- REQUIRED WORK
Pull out every line below that contains the word "DESPRE".

- INFORMATION SHOWN
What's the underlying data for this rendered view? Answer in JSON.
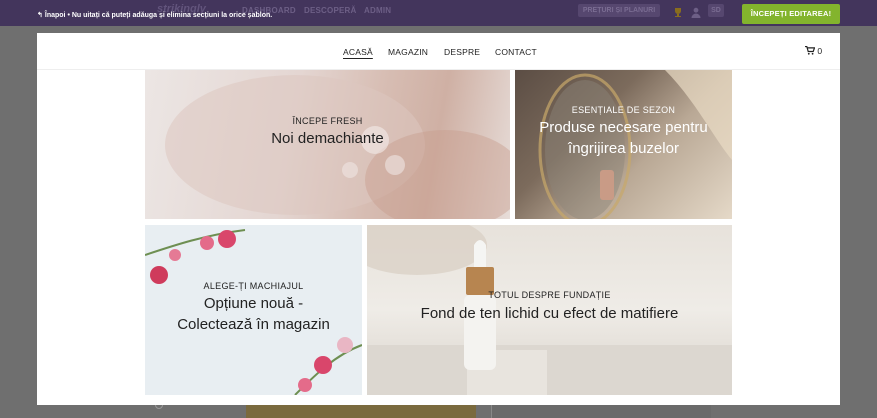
{
  "editor": {
    "logo": "strikingly",
    "ghost_nav": [
      "DASHBOARD",
      "DESCOPERĂ",
      "ADMIN"
    ],
    "ghost_pricing": "PREȚURI ȘI PLANURI",
    "ghost_avatar": "SD",
    "back_label": "Înapoi",
    "tip": "Nu uitați că puteți adăuga și elimina secțiuni la orice șablon.",
    "start_button": "ÎNCEPEȚI EDITAREA!"
  },
  "site": {
    "nav": [
      "ACASĂ",
      "MAGAZIN",
      "DESPRE",
      "CONTACT"
    ],
    "cart_count": "0"
  },
  "tiles": [
    {
      "kicker": "ÎNCEPE FRESH",
      "heading": "Noi demachiante"
    },
    {
      "kicker": "ESENȚIALE DE SEZON",
      "heading": "Produse necesare pentru îngrijirea buzelor"
    },
    {
      "kicker": "ALEGE-ȚI MACHIAJUL",
      "heading": "Opțiune nouă - Colectează în magazin"
    },
    {
      "kicker": "TOTUL DESPRE FUNDAȚIE",
      "heading": "Fond de ten lichid cu efect de matifiere"
    }
  ],
  "colors": {
    "editor_bar": "#43355c",
    "start_button": "#83b42d",
    "overlay": "#6f6f6f"
  },
  "icons": [
    "back-arrow-icon",
    "trophy-icon",
    "user-icon",
    "cart-icon"
  ]
}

- ANSWER
      "DESPRE",
      "kicker": "TOTUL DESPRE FUNDAȚIE",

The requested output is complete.